* _Records about charts and figures_:
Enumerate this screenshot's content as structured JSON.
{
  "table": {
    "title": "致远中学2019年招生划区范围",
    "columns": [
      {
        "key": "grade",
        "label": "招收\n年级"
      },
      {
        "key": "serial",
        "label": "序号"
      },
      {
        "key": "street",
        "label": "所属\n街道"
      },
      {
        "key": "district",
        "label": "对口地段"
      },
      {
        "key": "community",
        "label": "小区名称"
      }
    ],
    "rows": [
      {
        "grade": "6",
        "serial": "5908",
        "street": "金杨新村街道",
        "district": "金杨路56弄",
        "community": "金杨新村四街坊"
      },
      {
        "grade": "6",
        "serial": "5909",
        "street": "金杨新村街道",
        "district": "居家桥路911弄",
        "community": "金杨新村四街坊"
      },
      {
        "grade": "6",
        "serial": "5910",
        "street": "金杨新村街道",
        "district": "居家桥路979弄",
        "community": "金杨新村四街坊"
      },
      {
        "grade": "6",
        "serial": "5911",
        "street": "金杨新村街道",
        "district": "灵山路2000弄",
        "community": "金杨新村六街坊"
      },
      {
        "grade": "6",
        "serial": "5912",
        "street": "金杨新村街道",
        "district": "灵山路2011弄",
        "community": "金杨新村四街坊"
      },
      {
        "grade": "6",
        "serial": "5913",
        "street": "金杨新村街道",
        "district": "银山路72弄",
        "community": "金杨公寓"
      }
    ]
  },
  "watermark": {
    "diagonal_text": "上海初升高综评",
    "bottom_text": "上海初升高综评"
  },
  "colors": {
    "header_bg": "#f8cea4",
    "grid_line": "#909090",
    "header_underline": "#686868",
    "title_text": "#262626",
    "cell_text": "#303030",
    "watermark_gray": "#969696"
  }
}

* _WHAT IS BEING ASKED_: Give back the whole listing exactly as it reads.

* _RESULT FOR THIS TASK_:
Enumerate this screenshot's content as structured JSON.
{
  "table": {
    "title": "致远中学2019年招生划区范围",
    "columns": [
      {
        "key": "grade",
        "label": "招收\n年级"
      },
      {
        "key": "serial",
        "label": "序号"
      },
      {
        "key": "street",
        "label": "所属\n街道"
      },
      {
        "key": "district",
        "label": "对口地段"
      },
      {
        "key": "community",
        "label": "小区名称"
      }
    ],
    "rows": [
      {
        "grade": "6",
        "serial": "5908",
        "street": "金杨新村街道",
        "district": "金杨路56弄",
        "community": "金杨新村四街坊"
      },
      {
        "grade": "6",
        "serial": "5909",
        "street": "金杨新村街道",
        "district": "居家桥路911弄",
        "community": "金杨新村四街坊"
      },
      {
        "grade": "6",
        "serial": "5910",
        "street": "金杨新村街道",
        "district": "居家桥路979弄",
        "community": "金杨新村四街坊"
      },
      {
        "grade": "6",
        "serial": "5911",
        "street": "金杨新村街道",
        "district": "灵山路2000弄",
        "community": "金杨新村六街坊"
      },
      {
        "grade": "6",
        "serial": "5912",
        "street": "金杨新村街道",
        "district": "灵山路2011弄",
        "community": "金杨新村四街坊"
      },
      {
        "grade": "6",
        "serial": "5913",
        "street": "金杨新村街道",
        "district": "银山路72弄",
        "community": "金杨公寓"
      }
    ]
  },
  "watermark": {
    "diagonal_text": "上海初升高综评",
    "bottom_text": "上海初升高综评"
  },
  "colors": {
    "header_bg": "#f8cea4",
    "grid_line": "#909090",
    "header_underline": "#686868",
    "title_text": "#262626",
    "cell_text": "#303030",
    "watermark_gray": "#969696"
  }
}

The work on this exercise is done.